#### [Directions for this task]
Can you transcribe every line exactly and leave the pictures behind?

━━━━━━━━

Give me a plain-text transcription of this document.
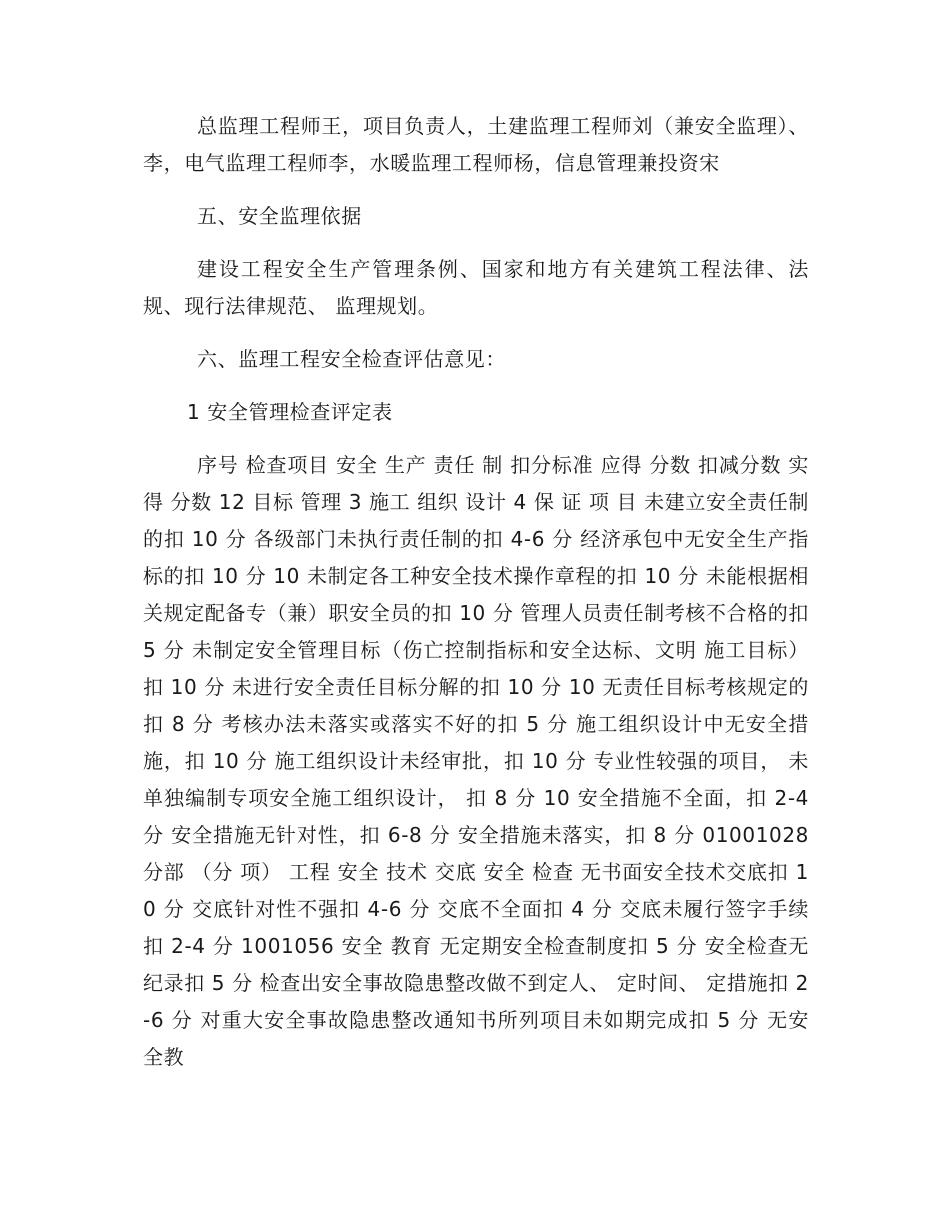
总监理工程师王，项目负责人，土建监理工程师刘（兼安全监理）、李，电气监理工程师李，水暖监理工程师杨，信息管理兼投资宋

五、安全监理依据

建设工程安全生产管理条例、国家和地方有关建筑工程法律、法规、现行法律规范、 监理规划。

六、监理工程安全检查评估意见：

1 安全管理检查评定表

序号 检查项目 安全 生产 责任 制 扣分标准 应得 分数 扣减分数 实得 分数 12 目标 管理 3 施工 组织 设计 4 保 证 项 目 未建立安全责任制的扣 10 分 各级部门未执行责任制的扣 4-6 分 经济承包中无安全生产指标的扣 10 分 10 未制定各工种安全技术操作章程的扣 10 分 未能根据相关规定配备专（兼）职安全员的扣 10 分 管理人员责任制考核不合格的扣 5 分 未制定安全管理目标（伤亡控制指标和安全达标、文明 施工目标）扣 10 分 未进行安全责任目标分解的扣 10 分 10 无责任目标考核规定的扣 8 分 考核办法未落实或落实不好的扣 5 分 施工组织设计中无安全措施，扣 10 分 施工组织设计未经审批，扣 10 分 专业性较强的项目， 未单独编制专项安全施工组织设计， 扣 8 分 10 安全措施不全面，扣 2-4 分 安全措施无针对性，扣 6-8 分 安全措施未落实，扣 8 分 01001028 分部 （分 项） 工程 安全 技术 交底 安全 检查 无书面安全技术交底扣 10 分 交底针对性不强扣 4-6 分 交底不全面扣 4 分 交底未履行签字手续扣 2-4 分 1001056 安全 教育 无定期安全检查制度扣 5 分 安全检查无纪录扣 5 分 检查出安全事故隐患整改做不到定人、 定时间、 定措施扣 2-6 分 对重大安全事故隐患整改通知书所列项目未如期完成扣 5 分 无安全教
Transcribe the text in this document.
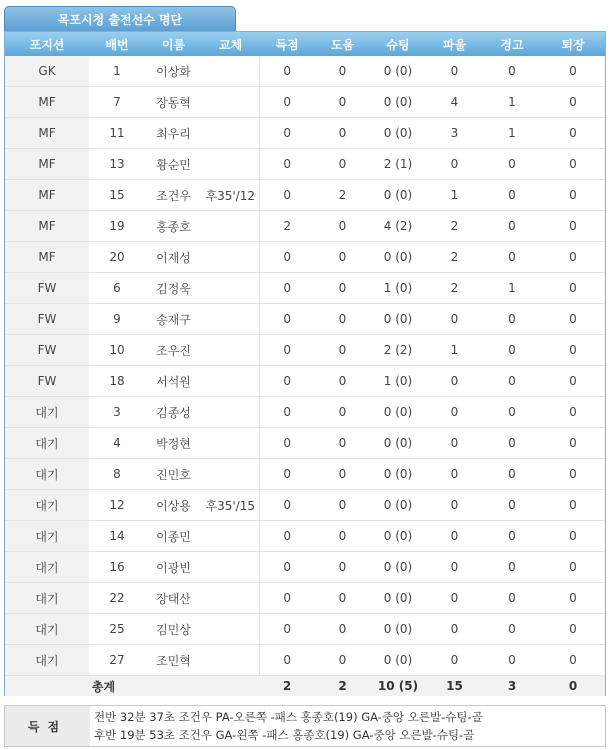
목포시청 출전선수 명단
포지션	배번	이름	교체	득점	도움	슈팅	파울	경고	퇴장
GK	1	이상화		0	0	0 (0)	0	0	0
MF	7	장동혁		0	0	0 (0)	4	1	0
MF	11	최우리		0	0	0 (0)	3	1	0
MF	13	황순민		0	0	2 (1)	0	0	0
MF	15	조건우	후35'/12	0	2	0 (0)	1	0	0
MF	19	홍종호		2	0	4 (2)	2	0	0
MF	20	이재성		0	0	0 (0)	2	0	0
FW	6	김정욱		0	0	1 (0)	2	1	0
FW	9	송재구		0	0	0 (0)	0	0	0
FW	10	조우진		0	0	2 (2)	1	0	0
FW	18	서석원		0	0	1 (0)	0	0	0
대기	3	김종성		0	0	0 (0)	0	0	0
대기	4	박정현		0	0	0 (0)	0	0	0
대기	8	진민호		0	0	0 (0)	0	0	0
대기	12	이상용	후35'/15	0	0	0 (0)	0	0	0
대기	14	이종민		0	0	0 (0)	0	0	0
대기	16	이광빈		0	0	0 (0)	0	0	0
대기	22	장태산		0	0	0 (0)	0	0	0
대기	25	김민상		0	0	0 (0)	0	0	0
대기	27	조민혁		0	0	0 (0)	0	0	0
총계				2	2	10 (5)	15	3	0
득점
전반 32분 37초 조건우 PA-오른쪽 -패스 홍종호(19) GA-중앙 오른발-슈팅-골
후반 19분 53초 조건우 GA-왼쪽 -패스 홍종호(19) GA-중앙 오른발-슈팅-골
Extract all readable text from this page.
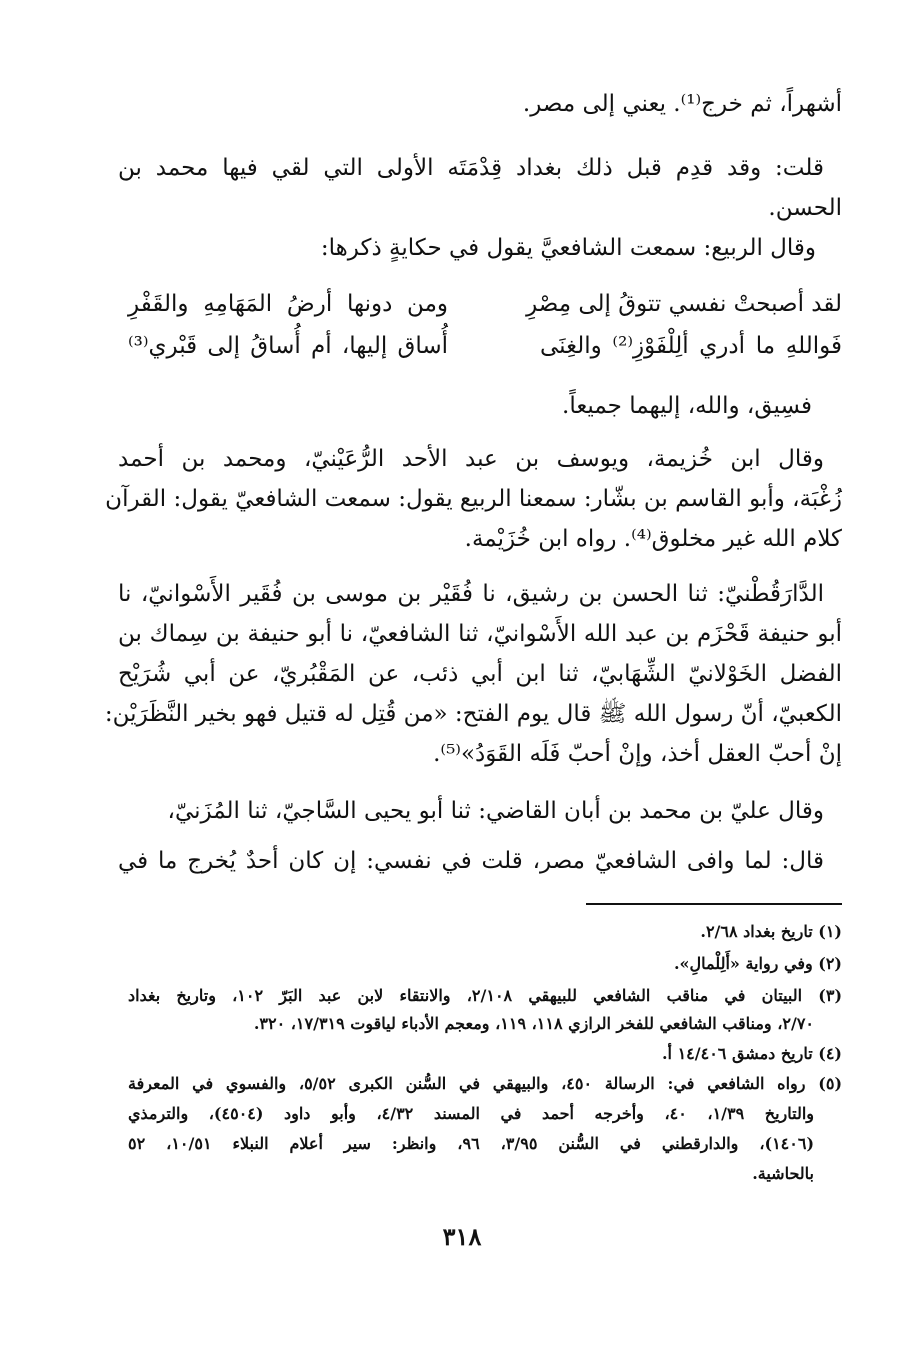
أشهراً، ثم خرج⁽¹⁾. يعني إلى مصر.
قلت: وقد قدِم قبل ذلك بغداد قِدْمَتَه الأولى التي لقي فيها محمد بن
الحسن.
وقال الربيع: سمعت الشافعيَّ يقول في حكايةٍ ذكرها:
لقد أصبحتْ نفسي تتوقُ إلى مِصْرِ
ومن دونها أرضُ المَهَامِهِ والقَفْرِ
فَواللهِ ما أدري ألِلْفَوْزِ⁽²⁾ والغِنَى
أُساق إليها، أم أُساقُ إلى قَبْري⁽³⁾
فسِيق، والله، إليهما جميعاً.
وقال ابن خُزيمة، ويوسف بن عبد الأحد الرُّعَيْنيّ، ومحمد بن أحمد
زُغْبَة، وأبو القاسم بن بشّار: سمعنا الربيع يقول: سمعت الشافعيّ يقول: القرآن
كلام الله غير مخلوق⁽⁴⁾. رواه ابن خُزَيْمة.
الدَّارَقُطْنيّ: ثنا الحسن بن رشيق، نا فُقَيْر بن موسى بن فُقَير الأَسْوانيّ، نا
أبو حنيفة قَحْزَم بن عبد الله الأَسْوانيّ، ثنا الشافعيّ، نا أبو حنيفة بن سِماك بن
الفضل الخَوْلانيّ الشِّهَابيّ، ثنا ابن أبي ذئب، عن المَقْبُريّ، عن أبي شُرَيْح
الكعبيّ، أنّ رسول الله ﷺ قال يوم الفتح: «من قُتِل له قتيل فهو بخير النَّظَرَيْن:
إنْ أحبّ العقل أخذ، وإنْ أحبّ فَلَه القَوَدُ»⁽⁵⁾.
وقال عليّ بن محمد بن أبان القاضي: ثنا أبو يحيى السَّاجيّ، ثنا المُزَنيّ،
قال: لما وافى الشافعيّ مصر، قلت في نفسي: إن كان أحدٌ يُخرج ما في
(١) تاريخ بغداد ٢/٦٨.
(٢) وفي رواية «أَلِلْمالِ».
(٣) البيتان في مناقب الشافعي للبيهقي ٢/١٠٨، والانتقاء لابن عبد البَرّ ١٠٢، وتاريخ بغداد
٢/٧٠، ومناقب الشافعي للفخر الرازي ١١٨، ١١٩، ومعجم الأدباء لياقوت ١٧/٣١٩، ٣٢٠.
(٤) تاريخ دمشق ١٤/٤٠٦ أ.
(٥) رواه الشافعي في: الرسالة ٤٥٠، والبيهقي في السُّنن الكبرى ٥/٥٢، والفسوي في المعرفة
والتاريخ ١/٣٩، ٤٠، وأخرجه أحمد في المسند ٤/٣٢، وأبو داود (٤٥٠٤)، والترمذي
(١٤٠٦)، والدارقطني في السُّنن ٣/٩٥، ٩٦، وانظر: سير أعلام النبلاء ١٠/٥١، ٥٢
بالحاشية.
٣١٨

━━━━━━━━

#### [Written answer]
Give me a plain-text transcription of this document.
总监理工程师王，项目负责人，土建监理工程师刘（兼安全监理）、李，电气监理工程师李，水暖监理工程师杨，信息管理兼投资宋

五、安全监理依据

建设工程安全生产管理条例、国家和地方有关建筑工程法律、法规、现行法律规范、 监理规划。

六、监理工程安全检查评估意见：

1 安全管理检查评定表

序号 检查项目 安全 生产 责任 制 扣分标准 应得 分数 扣减分数 实得 分数 12 目标 管理 3 施工 组织 设计 4 保 证 项 目 未建立安全责任制的扣 10 分 各级部门未执行责任制的扣 4-6 分 经济承包中无安全生产指标的扣 10 分 10 未制定各工种安全技术操作章程的扣 10 分 未能根据相关规定配备专（兼）职安全员的扣 10 分 管理人员责任制考核不合格的扣 5 分 未制定安全管理目标（伤亡控制指标和安全达标、文明 施工目标）扣 10 分 未进行安全责任目标分解的扣 10 分 10 无责任目标考核规定的扣 8 分 考核办法未落实或落实不好的扣 5 分 施工组织设计中无安全措施，扣 10 分 施工组织设计未经审批，扣 10 分 专业性较强的项目， 未单独编制专项安全施工组织设计， 扣 8 分 10 安全措施不全面，扣 2-4 分 安全措施无针对性，扣 6-8 分 安全措施未落实，扣 8 分 01001028 分部 （分 项） 工程 安全 技术 交底 安全 检查 无书面安全技术交底扣 10 分 交底针对性不强扣 4-6 分 交底不全面扣 4 分 交底未履行签字手续扣 2-4 分 1001056 安全 教育 无定期安全检查制度扣 5 分 安全检查无纪录扣 5 分 检查出安全事故隐患整改做不到定人、 定时间、 定措施扣 2-6 分 对重大安全事故隐患整改通知书所列项目未如期完成扣 5 分 无安全教
Transcribe the text in this document.
목포시청 출전선수 명단
포지션	배번	이름	교체	득점	도움	슈팅	파울	경고	퇴장
GK	1	이상화		0	0	0 (0)	0	0	0
MF	7	장동혁		0	0	0 (0)	4	1	0
MF	11	최우리		0	0	0 (0)	3	1	0
MF	13	황순민		0	0	2 (1)	0	0	0
MF	15	조건우	후35'/12	0	2	0 (0)	1	0	0
MF	19	홍종호		2	0	4 (2)	2	0	0
MF	20	이재성		0	0	0 (0)	2	0	0
FW	6	김정욱		0	0	1 (0)	2	1	0
FW	9	송재구		0	0	0 (0)	0	0	0
FW	10	조우진		0	0	2 (2)	1	0	0
FW	18	서석원		0	0	1 (0)	0	0	0
대기	3	김종성		0	0	0 (0)	0	0	0
대기	4	박정현		0	0	0 (0)	0	0	0
대기	8	진민호		0	0	0 (0)	0	0	0
대기	12	이상용	후35'/15	0	0	0 (0)	0	0	0
대기	14	이종민		0	0	0 (0)	0	0	0
대기	16	이광빈		0	0	0 (0)	0	0	0
대기	22	장태산		0	0	0 (0)	0	0	0
대기	25	김민상		0	0	0 (0)	0	0	0
대기	27	조민혁		0	0	0 (0)	0	0	0
총계				2	2	10 (5)	15	3	0
득점
전반 32분 37초 조건우 PA-오른쪽 -패스 홍종호(19) GA-중앙 오른발-슈팅-골
후반 19분 53초 조건우 GA-왼쪽 -패스 홍종호(19) GA-중앙 오른발-슈팅-골
Extract all readable text from this page.
أشهراً، ثم خرج⁽¹⁾. يعني إلى مصر.
قلت: وقد قدِم قبل ذلك بغداد قِدْمَتَه الأولى التي لقي فيها محمد بن
الحسن.
وقال الربيع: سمعت الشافعيَّ يقول في حكايةٍ ذكرها:
لقد أصبحتْ نفسي تتوقُ إلى مِصْرِ
ومن دونها أرضُ المَهَامِهِ والقَفْرِ
فَواللهِ ما أدري ألِلْفَوْزِ⁽²⁾ والغِنَى
أُساق إليها، أم أُساقُ إلى قَبْري⁽³⁾
فسِيق، والله، إليهما جميعاً.
وقال ابن خُزيمة، ويوسف بن عبد الأحد الرُّعَيْنيّ، ومحمد بن أحمد
زُغْبَة، وأبو القاسم بن بشّار: سمعنا الربيع يقول: سمعت الشافعيّ يقول: القرآن
كلام الله غير مخلوق⁽⁴⁾. رواه ابن خُزَيْمة.
الدَّارَقُطْنيّ: ثنا الحسن بن رشيق، نا فُقَيْر بن موسى بن فُقَير الأَسْوانيّ، نا
أبو حنيفة قَحْزَم بن عبد الله الأَسْوانيّ، ثنا الشافعيّ، نا أبو حنيفة بن سِماك بن
الفضل الخَوْلانيّ الشِّهَابيّ، ثنا ابن أبي ذئب، عن المَقْبُريّ، عن أبي شُرَيْح
الكعبيّ، أنّ رسول الله ﷺ قال يوم الفتح: «من قُتِل له قتيل فهو بخير النَّظَرَيْن:
إنْ أحبّ العقل أخذ، وإنْ أحبّ فَلَه القَوَدُ»⁽⁵⁾.
وقال عليّ بن محمد بن أبان القاضي: ثنا أبو يحيى السَّاجيّ، ثنا المُزَنيّ،
قال: لما وافى الشافعيّ مصر، قلت في نفسي: إن كان أحدٌ يُخرج ما في
(١) تاريخ بغداد ٢/٦٨.
(٢) وفي رواية «أَلِلْمالِ».
(٣) البيتان في مناقب الشافعي للبيهقي ٢/١٠٨، والانتقاء لابن عبد البَرّ ١٠٢، وتاريخ بغداد
٢/٧٠، ومناقب الشافعي للفخر الرازي ١١٨، ١١٩، ومعجم الأدباء لياقوت ١٧/٣١٩، ٣٢٠.
(٤) تاريخ دمشق ١٤/٤٠٦ أ.
(٥) رواه الشافعي في: الرسالة ٤٥٠، والبيهقي في السُّنن الكبرى ٥/٥٢، والفسوي في المعرفة
والتاريخ ١/٣٩، ٤٠، وأخرجه أحمد في المسند ٤/٣٢، وأبو داود (٤٥٠٤)، والترمذي
(١٤٠٦)، والدارقطني في السُّنن ٣/٩٥، ٩٦، وانظر: سير أعلام النبلاء ١٠/٥١، ٥٢
بالحاشية.
٣١٨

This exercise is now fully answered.